» **DATA**:

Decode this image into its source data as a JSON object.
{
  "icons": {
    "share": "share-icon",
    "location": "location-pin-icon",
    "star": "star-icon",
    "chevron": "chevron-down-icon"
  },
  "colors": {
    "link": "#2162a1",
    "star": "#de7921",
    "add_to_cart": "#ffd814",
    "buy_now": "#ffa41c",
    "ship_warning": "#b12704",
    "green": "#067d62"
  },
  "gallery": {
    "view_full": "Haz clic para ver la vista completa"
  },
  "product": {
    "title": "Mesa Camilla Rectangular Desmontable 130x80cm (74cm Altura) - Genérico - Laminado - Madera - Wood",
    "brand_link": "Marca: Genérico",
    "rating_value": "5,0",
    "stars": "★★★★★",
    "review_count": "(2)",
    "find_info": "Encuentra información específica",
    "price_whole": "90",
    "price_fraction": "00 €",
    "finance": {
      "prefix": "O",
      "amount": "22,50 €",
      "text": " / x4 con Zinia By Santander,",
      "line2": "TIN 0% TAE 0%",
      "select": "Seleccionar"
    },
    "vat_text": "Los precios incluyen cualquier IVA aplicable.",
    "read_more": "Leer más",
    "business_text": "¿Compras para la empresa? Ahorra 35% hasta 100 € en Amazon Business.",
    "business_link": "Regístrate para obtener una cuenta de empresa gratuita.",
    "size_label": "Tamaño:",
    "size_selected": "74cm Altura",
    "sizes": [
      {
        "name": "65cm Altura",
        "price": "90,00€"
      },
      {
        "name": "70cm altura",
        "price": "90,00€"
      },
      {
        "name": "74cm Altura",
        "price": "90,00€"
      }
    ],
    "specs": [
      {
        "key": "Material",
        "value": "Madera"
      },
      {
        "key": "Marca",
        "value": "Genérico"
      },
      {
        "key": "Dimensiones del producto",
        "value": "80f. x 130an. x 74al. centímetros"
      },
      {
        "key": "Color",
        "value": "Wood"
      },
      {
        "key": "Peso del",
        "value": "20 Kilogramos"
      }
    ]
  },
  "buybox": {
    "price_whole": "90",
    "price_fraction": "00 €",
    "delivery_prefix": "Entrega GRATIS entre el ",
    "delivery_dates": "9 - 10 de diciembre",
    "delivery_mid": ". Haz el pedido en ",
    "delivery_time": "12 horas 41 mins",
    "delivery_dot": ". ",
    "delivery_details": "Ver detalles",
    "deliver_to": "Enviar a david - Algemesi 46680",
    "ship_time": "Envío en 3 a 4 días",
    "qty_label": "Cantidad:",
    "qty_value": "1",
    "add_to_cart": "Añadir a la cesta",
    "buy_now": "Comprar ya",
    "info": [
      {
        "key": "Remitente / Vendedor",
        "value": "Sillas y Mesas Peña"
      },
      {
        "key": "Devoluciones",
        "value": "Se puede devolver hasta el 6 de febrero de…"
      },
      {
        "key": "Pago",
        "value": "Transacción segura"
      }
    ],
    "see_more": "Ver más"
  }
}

» **SHORT TASK**: In the records above, find each line holding "empresa" and copy it.

» **SOLUTION BELOW**:
    "business_text": "¿Compras para la empresa? Ahorra 35% hasta 100 € en Amazon Business.",
    "business_link": "Regístrate para obtener una cuenta de empresa gratuita.",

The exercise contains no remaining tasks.